(WHAT THIS TASK INVOLVES): Find each line containing the string "legend". Copy it.

(Records contained in a dataset)
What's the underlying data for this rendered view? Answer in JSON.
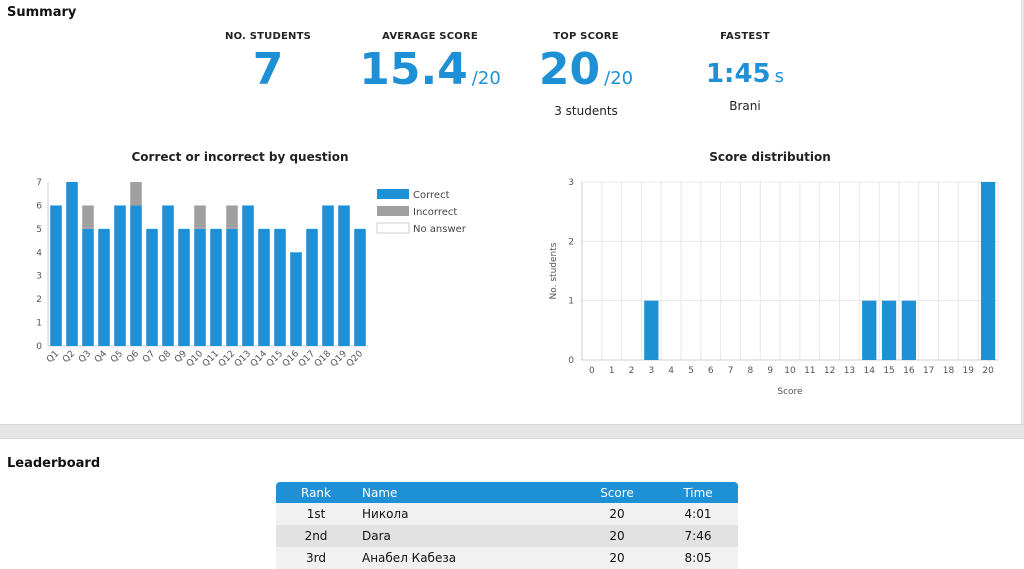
{
  "summary": {
    "title": "Summary",
    "students": {
      "label": "NO. STUDENTS",
      "value": "7"
    },
    "average": {
      "label": "AVERAGE SCORE",
      "value": "15.4",
      "denom": "/20"
    },
    "top": {
      "label": "TOP SCORE",
      "value": "20",
      "denom": "/20",
      "sub": "3 students"
    },
    "fastest": {
      "label": "FASTEST",
      "value": "1:45",
      "unit": "s",
      "sub": "Brani"
    }
  },
  "colors": {
    "accent": "#1e90d6",
    "incorrect": "#a0a0a0",
    "no_answer": "#ffffff"
  },
  "chart_data": [
    {
      "type": "bar",
      "stacked": true,
      "title": "Correct or incorrect by question",
      "categories": [
        "Q1",
        "Q2",
        "Q3",
        "Q4",
        "Q5",
        "Q6",
        "Q7",
        "Q8",
        "Q9",
        "Q10",
        "Q11",
        "Q12",
        "Q13",
        "Q14",
        "Q15",
        "Q16",
        "Q17",
        "Q18",
        "Q19",
        "Q20"
      ],
      "series": [
        {
          "name": "Correct",
          "color": "#1e90d6",
          "values": [
            6,
            7,
            5,
            5,
            6,
            6,
            5,
            6,
            5,
            5,
            5,
            5,
            6,
            5,
            5,
            4,
            5,
            6,
            6,
            5
          ]
        },
        {
          "name": "Incorrect",
          "color": "#a0a0a0",
          "values": [
            0,
            0,
            1,
            0,
            0,
            1,
            0,
            0,
            0,
            1,
            0,
            1,
            0,
            0,
            0,
            0,
            0,
            0,
            0,
            0
          ]
        },
        {
          "name": "No answer",
          "color": "#ffffff",
          "values": [
            0,
            0,
            0,
            0,
            0,
            0,
            0,
            0,
            0,
            0,
            0,
            0,
            0,
            0,
            0,
            0,
            0,
            0,
            0,
            0
          ]
        }
      ],
      "ylim": [
        0,
        7
      ],
      "yticks": [
        "0",
        "1",
        "2",
        "3",
        "4",
        "5",
        "6",
        "7"
      ],
      "legend": "right",
      "grid": false
    },
    {
      "type": "bar",
      "title": "Score distribution",
      "xlabel": "Score",
      "ylabel": "No. students",
      "categories": [
        "0",
        "1",
        "2",
        "3",
        "4",
        "5",
        "6",
        "7",
        "8",
        "9",
        "10",
        "11",
        "12",
        "13",
        "14",
        "15",
        "16",
        "17",
        "18",
        "19",
        "20"
      ],
      "values": [
        0,
        0,
        0,
        1,
        0,
        0,
        0,
        0,
        0,
        0,
        0,
        0,
        0,
        0,
        1,
        1,
        1,
        0,
        0,
        0,
        3
      ],
      "ylim": [
        0,
        3
      ],
      "yticks": [
        "0",
        "1",
        "2",
        "3"
      ],
      "grid": true
    }
  ],
  "leaderboard": {
    "title": "Leaderboard",
    "headers": {
      "rank": "Rank",
      "name": "Name",
      "score": "Score",
      "time": "Time"
    },
    "rows": [
      {
        "rank": "1st",
        "name": "Никола",
        "score": "20",
        "time": "4:01"
      },
      {
        "rank": "2nd",
        "name": "Dara",
        "score": "20",
        "time": "7:46"
      },
      {
        "rank": "3rd",
        "name": "Анабел Кабеза",
        "score": "20",
        "time": "8:05"
      }
    ]
  }
}
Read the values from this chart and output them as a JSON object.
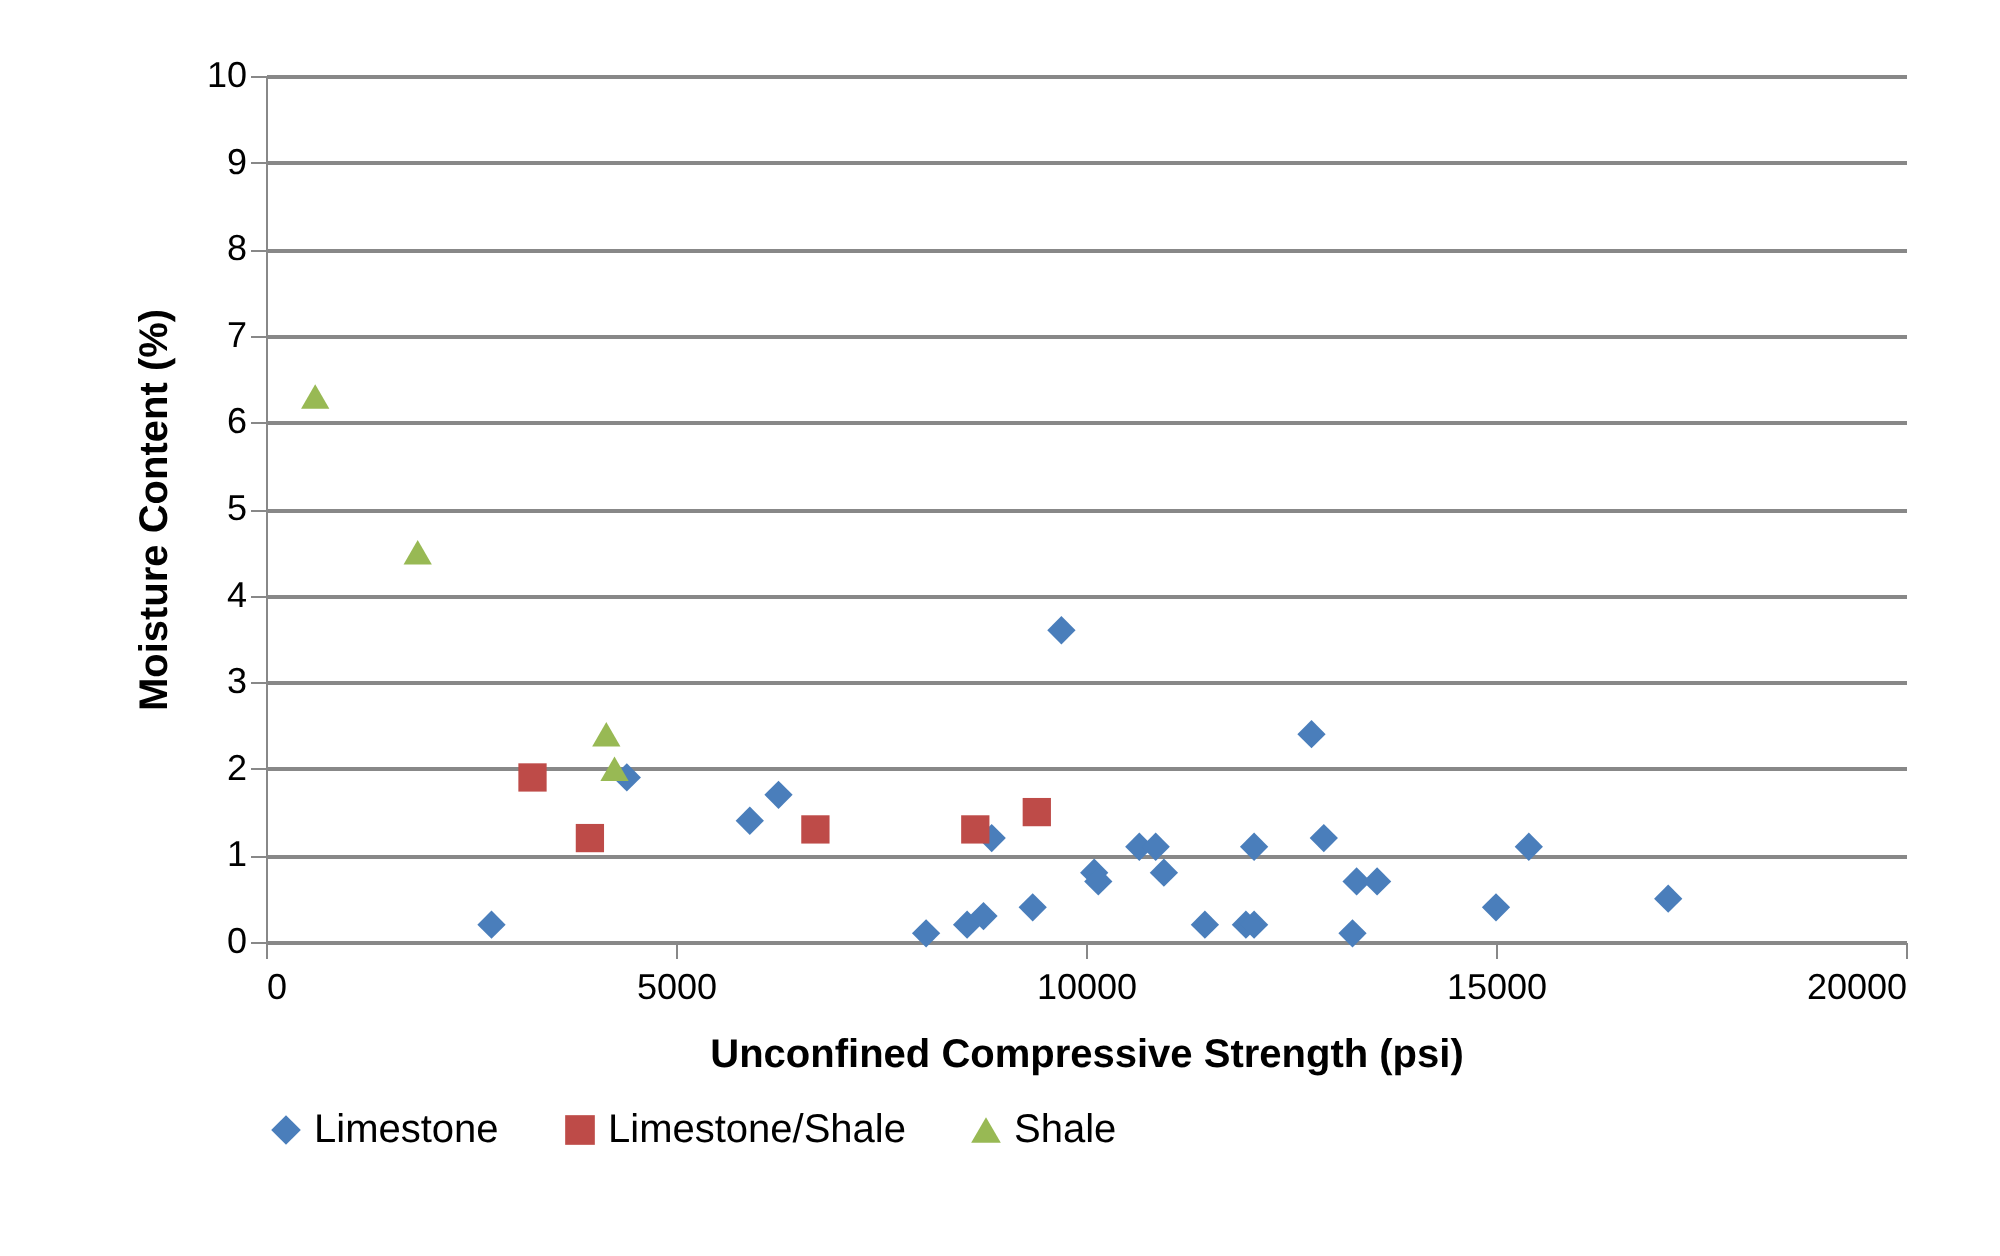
{
  "chart_data": {
    "type": "scatter",
    "xlabel": "Unconfined Compressive Strength (psi)",
    "ylabel": "Moisture Content (%)",
    "xlim": [
      0,
      20000
    ],
    "xticks": [
      0,
      5000,
      10000,
      15000,
      20000
    ],
    "ylim": [
      0,
      10
    ],
    "yticks": [
      0,
      1,
      2,
      3,
      4,
      5,
      6,
      7,
      8,
      9,
      10
    ],
    "grid": "y",
    "legend": "bottom",
    "series": [
      {
        "name": "Limestone",
        "color": "#4a7ebb",
        "marker": "diamond",
        "x": [
          2750,
          4400,
          5900,
          6250,
          8050,
          8550,
          8750,
          8850,
          9350,
          9700,
          10100,
          10150,
          10650,
          10850,
          10950,
          11450,
          11950,
          12050,
          12050,
          12750,
          12900,
          13250,
          13300,
          13550,
          15000,
          15400,
          17100
        ],
        "values": [
          0.2,
          1.9,
          1.4,
          1.7,
          0.1,
          0.2,
          0.3,
          1.2,
          0.4,
          3.6,
          0.8,
          0.7,
          1.1,
          1.1,
          0.8,
          0.2,
          0.2,
          0.2,
          1.1,
          2.4,
          1.2,
          0.1,
          0.7,
          0.7,
          0.4,
          1.1,
          0.5
        ]
      },
      {
        "name": "Limestone/Shale",
        "color": "#be4b48",
        "marker": "square",
        "x": [
          3250,
          3950,
          6700,
          8650,
          9400
        ],
        "values": [
          1.9,
          1.2,
          1.3,
          1.3,
          1.5
        ]
      },
      {
        "name": "Shale",
        "color": "#98b954",
        "marker": "triangle",
        "x": [
          600,
          1850,
          4150,
          4250
        ],
        "values": [
          6.3,
          4.5,
          2.4,
          2.0
        ]
      }
    ]
  }
}
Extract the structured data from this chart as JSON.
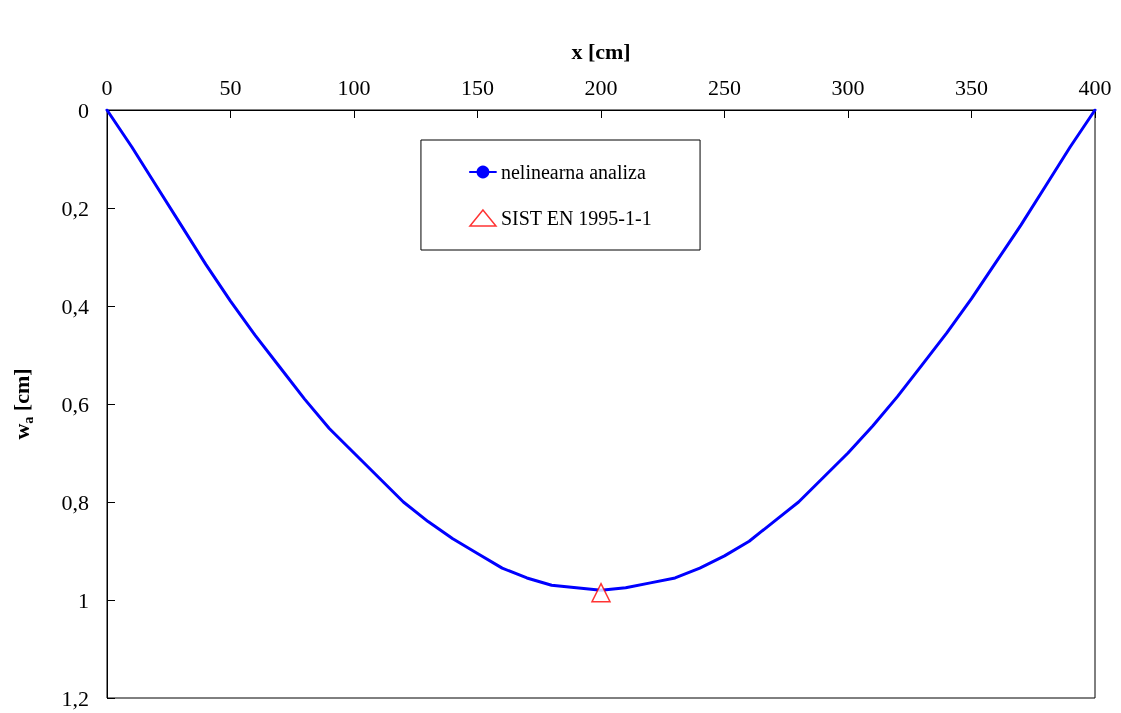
{
  "chart_data": {
    "type": "line",
    "xlabel": "x [cm]",
    "ylabel": "w$_{a}$ [cm]",
    "xlim": [
      0,
      400
    ],
    "xticks": [
      0,
      50,
      100,
      150,
      200,
      250,
      300,
      350,
      400
    ],
    "ylim": [
      1.2,
      0
    ],
    "yticks": [
      0,
      {
        "value": 0.2,
        "label": "0,2"
      },
      {
        "value": 0.4,
        "label": "0,4"
      },
      {
        "value": 0.6,
        "label": "0,6"
      },
      {
        "value": 0.8,
        "label": "0,8"
      },
      1,
      {
        "value": 1.2,
        "label": "1,2"
      }
    ],
    "grid": false,
    "legend": "top",
    "line_style": "solid",
    "series": [
      {
        "name": "nelinearna analiza",
        "type": "line",
        "color": "#0000ff",
        "marker": "none",
        "x": [
          0,
          10,
          20,
          30,
          40,
          50,
          60,
          70,
          80,
          90,
          100,
          110,
          120,
          130,
          140,
          150,
          160,
          170,
          180,
          190,
          200,
          210,
          220,
          230,
          240,
          250,
          260,
          270,
          280,
          290,
          300,
          310,
          320,
          330,
          340,
          350,
          360,
          370,
          380,
          390,
          400
        ],
        "values": [
          0,
          0.075,
          0.155,
          0.235,
          0.315,
          0.39,
          0.46,
          0.525,
          0.59,
          0.65,
          0.7,
          0.75,
          0.8,
          0.84,
          0.875,
          0.905,
          0.935,
          0.955,
          0.97,
          0.975,
          0.98,
          0.975,
          0.965,
          0.955,
          0.935,
          0.91,
          0.88,
          0.84,
          0.8,
          0.75,
          0.7,
          0.645,
          0.585,
          0.52,
          0.455,
          0.385,
          0.31,
          0.235,
          0.155,
          0.075,
          0
        ]
      },
      {
        "name": "SIST EN 1995-1-1",
        "type": "scatter",
        "color": "#ff0000",
        "marker": "triangle",
        "x": [
          200
        ],
        "values": [
          0.985
        ]
      }
    ]
  }
}
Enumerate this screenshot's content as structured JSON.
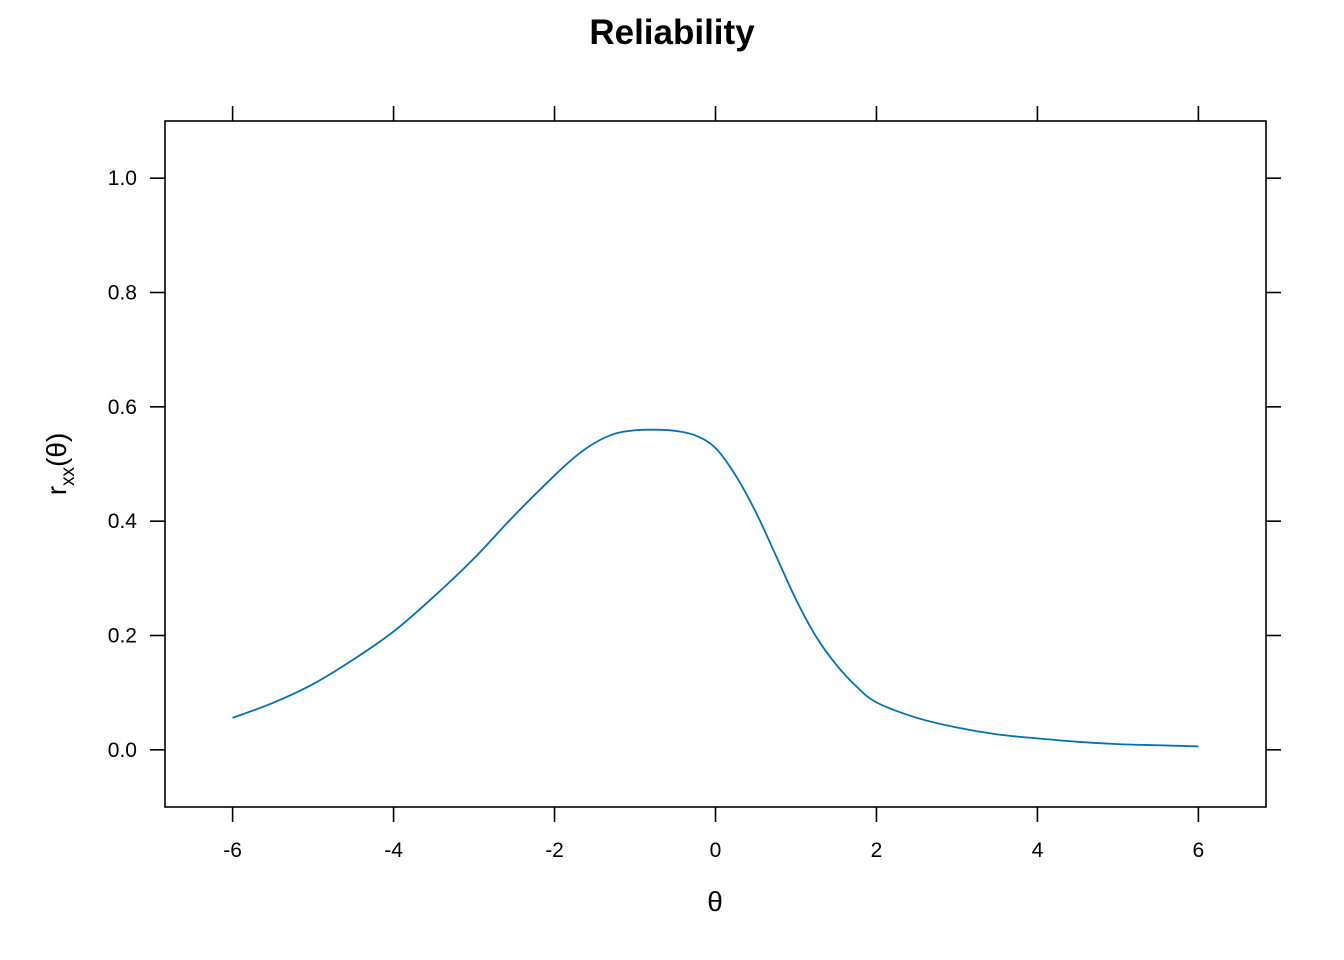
{
  "chart_data": {
    "type": "line",
    "title": "Reliability",
    "xlabel": "θ",
    "ylabel": {
      "main": "r",
      "sub": "xx",
      "suffix": "(θ)"
    },
    "xlim": [
      -6.84,
      6.84
    ],
    "ylim": [
      -0.1,
      1.1
    ],
    "xticks": [
      -6,
      -4,
      -2,
      0,
      2,
      4,
      6
    ],
    "xtick_labels": [
      "-6",
      "-4",
      "-2",
      "0",
      "2",
      "4",
      "6"
    ],
    "yticks": [
      0.0,
      0.2,
      0.4,
      0.6,
      0.8,
      1.0
    ],
    "ytick_labels": [
      "0.0",
      "0.2",
      "0.4",
      "0.6",
      "0.8",
      "1.0"
    ],
    "grid": false,
    "series": [
      {
        "color": "#0072B2",
        "x": [
          -6,
          -5.5,
          -5,
          -4.5,
          -4,
          -3.5,
          -3,
          -2.5,
          -2,
          -1.75,
          -1.5,
          -1.25,
          -1,
          -0.75,
          -0.5,
          -0.25,
          0,
          0.25,
          0.5,
          0.75,
          1,
          1.25,
          1.5,
          1.75,
          2,
          2.5,
          3,
          3.5,
          4,
          4.5,
          5,
          5.5,
          6
        ],
        "y": [
          0.056,
          0.082,
          0.115,
          0.158,
          0.207,
          0.268,
          0.335,
          0.41,
          0.48,
          0.512,
          0.537,
          0.553,
          0.559,
          0.56,
          0.558,
          0.55,
          0.528,
          0.48,
          0.416,
          0.34,
          0.263,
          0.198,
          0.149,
          0.111,
          0.083,
          0.056,
          0.039,
          0.027,
          0.02,
          0.014,
          0.01,
          0.008,
          0.006
        ]
      }
    ]
  }
}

(CORRECT RESULT):
      "legend": "right",
    "legend": "bottom",
    "legend": "top",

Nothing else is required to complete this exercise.